Objective – Below are some records; repeat them all exactly, minus the pictures.

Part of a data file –
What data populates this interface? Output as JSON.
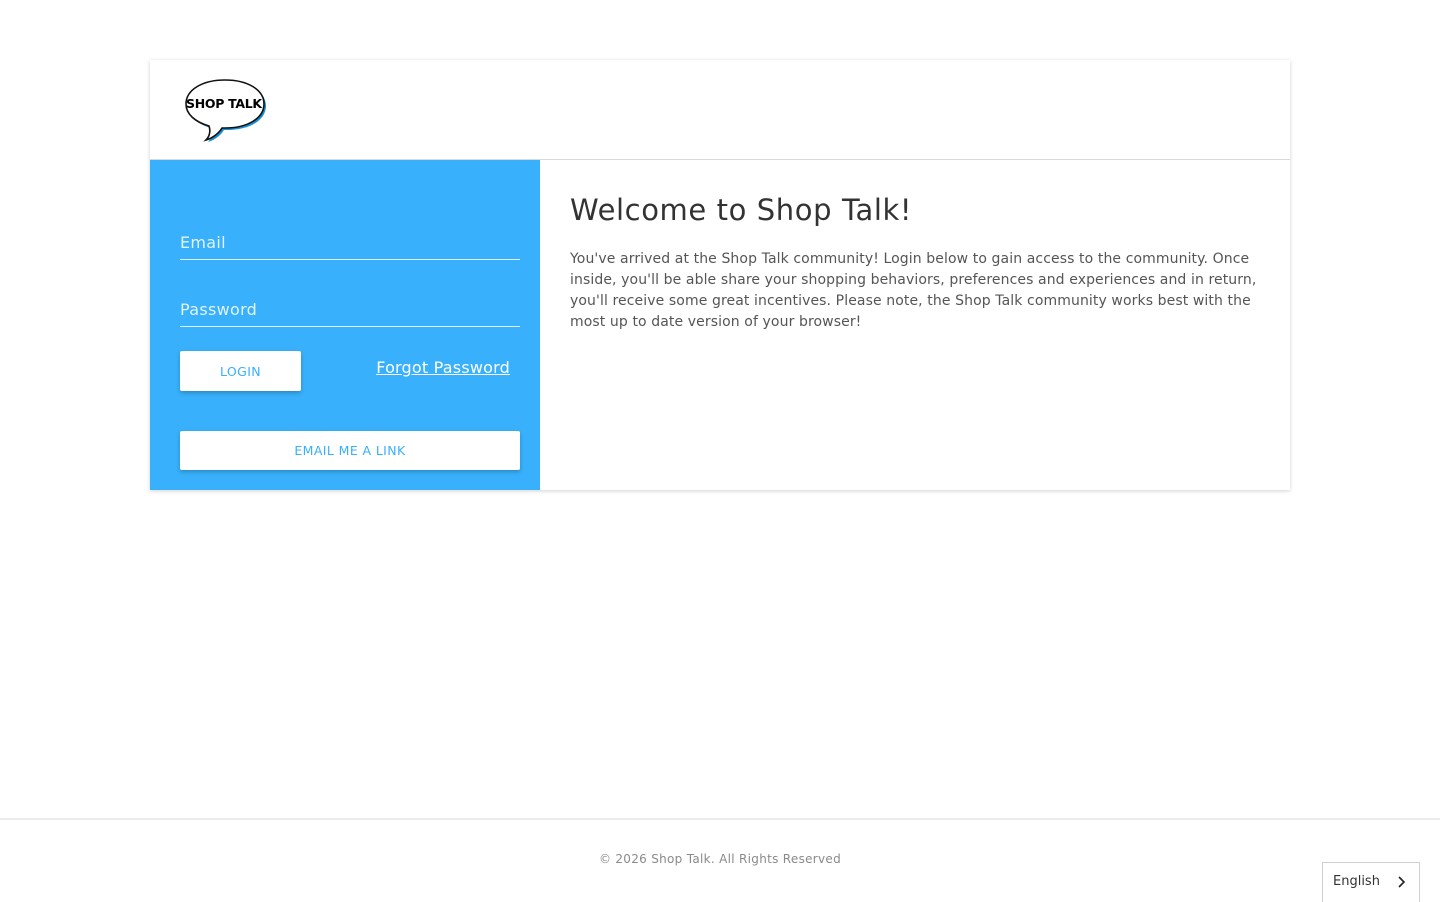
{
  "brand": {
    "logo_text": "SHOP TALK",
    "accent": "#38b0fb"
  },
  "login": {
    "email_placeholder": "Email",
    "password_placeholder": "Password",
    "login_label": "LOGIN",
    "forgot_label": "Forgot Password",
    "email_link_label": "EMAIL ME A LINK"
  },
  "welcome": {
    "title": "Welcome to Shop Talk!",
    "body": "You've arrived at the Shop Talk community! Login below to gain access to the community. Once inside, you'll be able share your shopping behaviors, preferences and experiences and in return, you'll receive some great incentives. Please note, the Shop Talk community works best with the most up to date version of your browser!"
  },
  "footer": {
    "copyright": "© 2026 Shop Talk. All Rights Reserved",
    "language": "English"
  }
}
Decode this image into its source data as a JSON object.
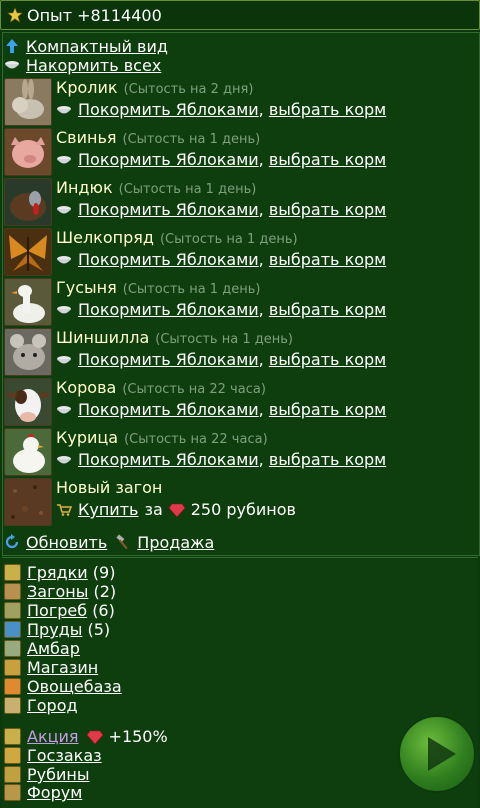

Result of the task –
What data populates this interface? Output as JSON.
{
  "brand": {
    "logo_text": "SHOP TALK",
    "accent": "#38b0fb"
  },
  "login": {
    "email_placeholder": "Email",
    "password_placeholder": "Password",
    "login_label": "LOGIN",
    "forgot_label": "Forgot Password",
    "email_link_label": "EMAIL ME A LINK"
  },
  "welcome": {
    "title": "Welcome to Shop Talk!",
    "body": "You've arrived at the Shop Talk community! Login below to gain access to the community. Once inside, you'll be able share your shopping behaviors, preferences and experiences and in return, you'll receive some great incentives. Please note, the Shop Talk community works best with the most up to date version of your browser!"
  },
  "footer": {
    "copyright": "© 2026 Shop Talk. All Rights Reserved",
    "language": "English"
  }
}
Decode this image into its source data as a JSON object.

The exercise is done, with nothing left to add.